:: Exercise description ::
Below is a block of records; reproduce all of them exactly and leave out any pictures.

:: Given information ::

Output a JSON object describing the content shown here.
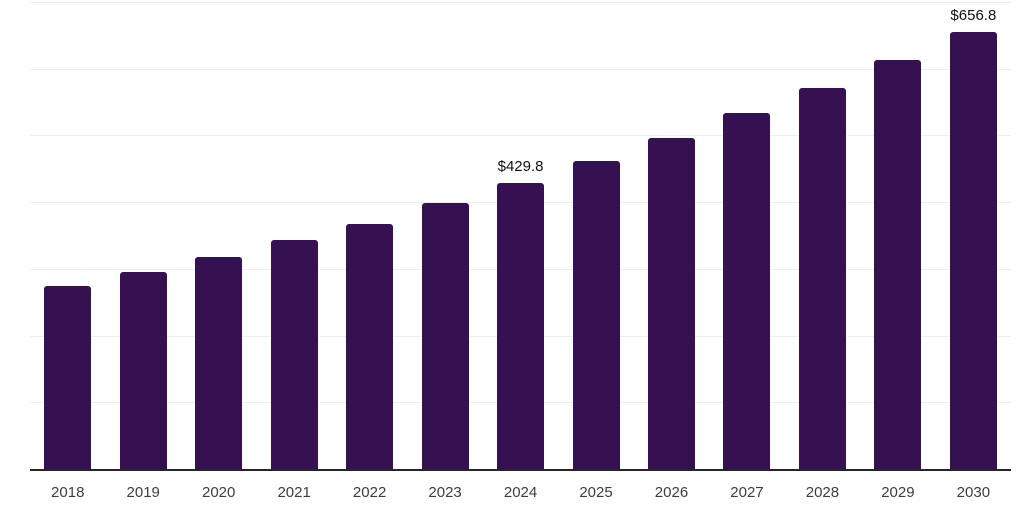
{
  "chart_data": {
    "type": "bar",
    "title": "",
    "xlabel": "",
    "ylabel": "",
    "categories": [
      "2018",
      "2019",
      "2020",
      "2021",
      "2022",
      "2023",
      "2024",
      "2025",
      "2026",
      "2027",
      "2028",
      "2029",
      "2030"
    ],
    "values": [
      276,
      297,
      319,
      345,
      369,
      400,
      429.8,
      463,
      498,
      535,
      573,
      615,
      656.8
    ],
    "value_labels": {
      "2024": "$429.8",
      "2030": "$656.8"
    },
    "ylim": [
      0,
      700
    ],
    "gridline_step": 100,
    "grid": "horizontal",
    "y_axis_labels_visible": false,
    "legend_position": "none",
    "colors": {
      "bar": "#351151",
      "axis_line": "#262626",
      "gridline": "#efefef",
      "tick_label": "#3d3d3d",
      "value_label": "#111111",
      "background": "#ffffff"
    }
  }
}
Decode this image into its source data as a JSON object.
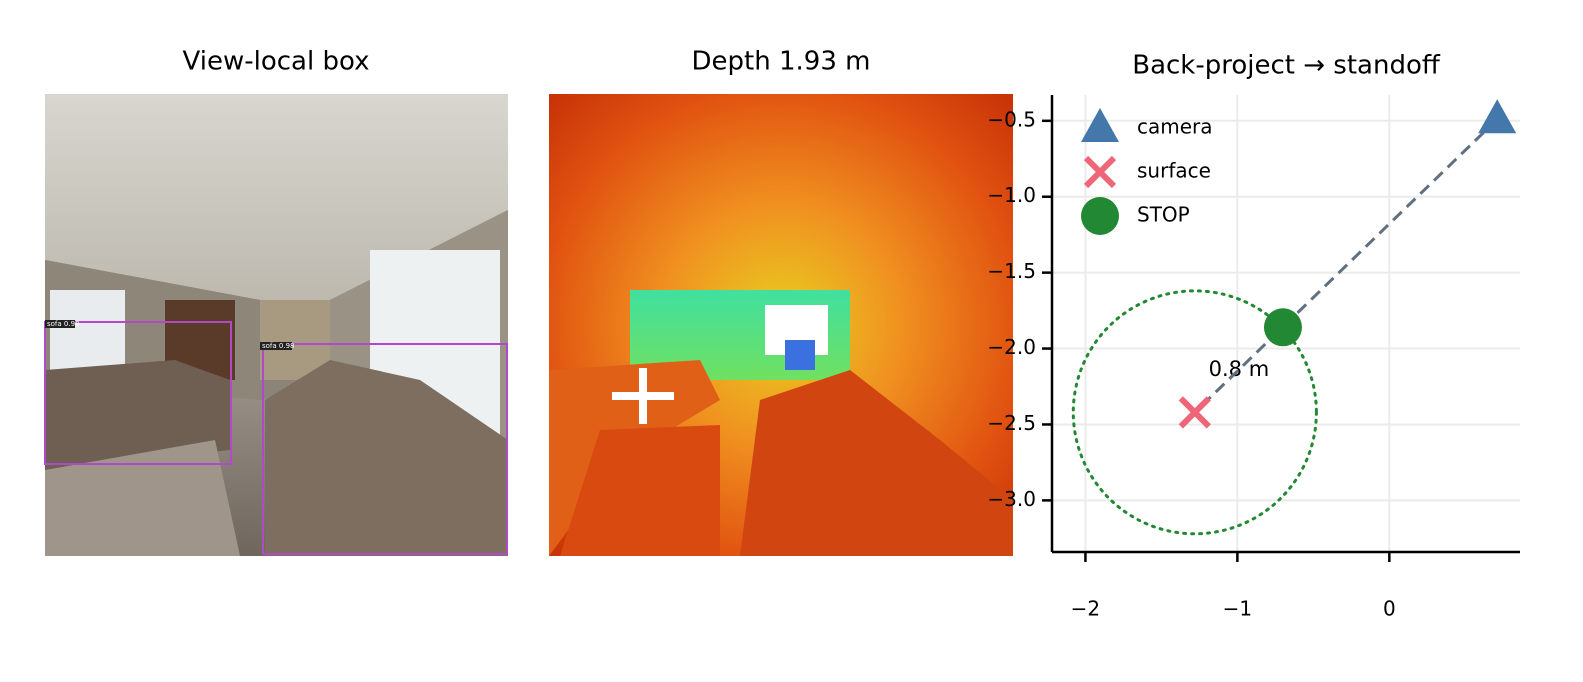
{
  "panels": [
    {
      "title": "View-local box",
      "detections": [
        {
          "label": "sofa 0.98"
        },
        {
          "label": "sofa 0.98"
        }
      ]
    },
    {
      "title": "Depth 1.93 m"
    }
  ],
  "chart_data": {
    "type": "scatter",
    "title": "Back-project → standoff",
    "series": [
      {
        "name": "camera",
        "color": "#4477aa",
        "marker": "triangle",
        "x": [
          0.71
        ],
        "y": [
          -0.49
        ]
      },
      {
        "name": "surface",
        "color": "#ee6677",
        "marker": "x",
        "x": [
          -1.28
        ],
        "y": [
          -2.42
        ]
      },
      {
        "name": "STOP",
        "color": "#228833",
        "marker": "circle",
        "x": [
          -0.7
        ],
        "y": [
          -1.86
        ]
      }
    ],
    "standoff_radius": 0.8,
    "standoff_label": "0.8 m",
    "xlim": [
      -2.22,
      0.86
    ],
    "xticks": [
      {
        "value": -2,
        "label": "−2"
      },
      {
        "value": -1,
        "label": "−1"
      },
      0
    ],
    "ylim": [
      -3.34,
      -0.33
    ],
    "yticks": [
      {
        "value": -0.5,
        "label": "−0.5"
      },
      {
        "value": -1.0,
        "label": "−1.0"
      },
      {
        "value": -1.5,
        "label": "−1.5"
      },
      {
        "value": -2.0,
        "label": "−2.0"
      },
      {
        "value": -2.5,
        "label": "−2.5"
      },
      {
        "value": -3.0,
        "label": "−3.0"
      }
    ],
    "grid": true,
    "legend": "upper left"
  }
}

:: Solution for this problem ::
Output a JSON object describing the content shown here.
{
  "chart_data": {
    "type": "bar",
    "title": "",
    "xlabel": "",
    "ylabel": "",
    "categories": [
      "2018",
      "2019",
      "2020",
      "2021",
      "2022",
      "2023",
      "2024",
      "2025",
      "2026",
      "2027",
      "2028",
      "2029",
      "2030"
    ],
    "values": [
      276,
      297,
      319,
      345,
      369,
      400,
      429.8,
      463,
      498,
      535,
      573,
      615,
      656.8
    ],
    "value_labels": {
      "2024": "$429.8",
      "2030": "$656.8"
    },
    "ylim": [
      0,
      700
    ],
    "gridline_step": 100,
    "grid": "horizontal",
    "y_axis_labels_visible": false,
    "legend_position": "none",
    "colors": {
      "bar": "#351151",
      "axis_line": "#262626",
      "gridline": "#efefef",
      "tick_label": "#3d3d3d",
      "value_label": "#111111",
      "background": "#ffffff"
    }
  }
}
Decode this image into its source data as a JSON object.
{
  "panels": [
    {
      "title": "View-local box",
      "detections": [
        {
          "label": "sofa 0.98"
        },
        {
          "label": "sofa 0.98"
        }
      ]
    },
    {
      "title": "Depth 1.93 m"
    }
  ],
  "chart_data": {
    "type": "scatter",
    "title": "Back-project → standoff",
    "series": [
      {
        "name": "camera",
        "color": "#4477aa",
        "marker": "triangle",
        "x": [
          0.71
        ],
        "y": [
          -0.49
        ]
      },
      {
        "name": "surface",
        "color": "#ee6677",
        "marker": "x",
        "x": [
          -1.28
        ],
        "y": [
          -2.42
        ]
      },
      {
        "name": "STOP",
        "color": "#228833",
        "marker": "circle",
        "x": [
          -0.7
        ],
        "y": [
          -1.86
        ]
      }
    ],
    "standoff_radius": 0.8,
    "standoff_label": "0.8 m",
    "xlim": [
      -2.22,
      0.86
    ],
    "xticks": [
      {
        "value": -2,
        "label": "−2"
      },
      {
        "value": -1,
        "label": "−1"
      },
      0
    ],
    "ylim": [
      -3.34,
      -0.33
    ],
    "yticks": [
      {
        "value": -0.5,
        "label": "−0.5"
      },
      {
        "value": -1.0,
        "label": "−1.0"
      },
      {
        "value": -1.5,
        "label": "−1.5"
      },
      {
        "value": -2.0,
        "label": "−2.0"
      },
      {
        "value": -2.5,
        "label": "−2.5"
      },
      {
        "value": -3.0,
        "label": "−3.0"
      }
    ],
    "grid": true,
    "legend": "upper left"
  }
}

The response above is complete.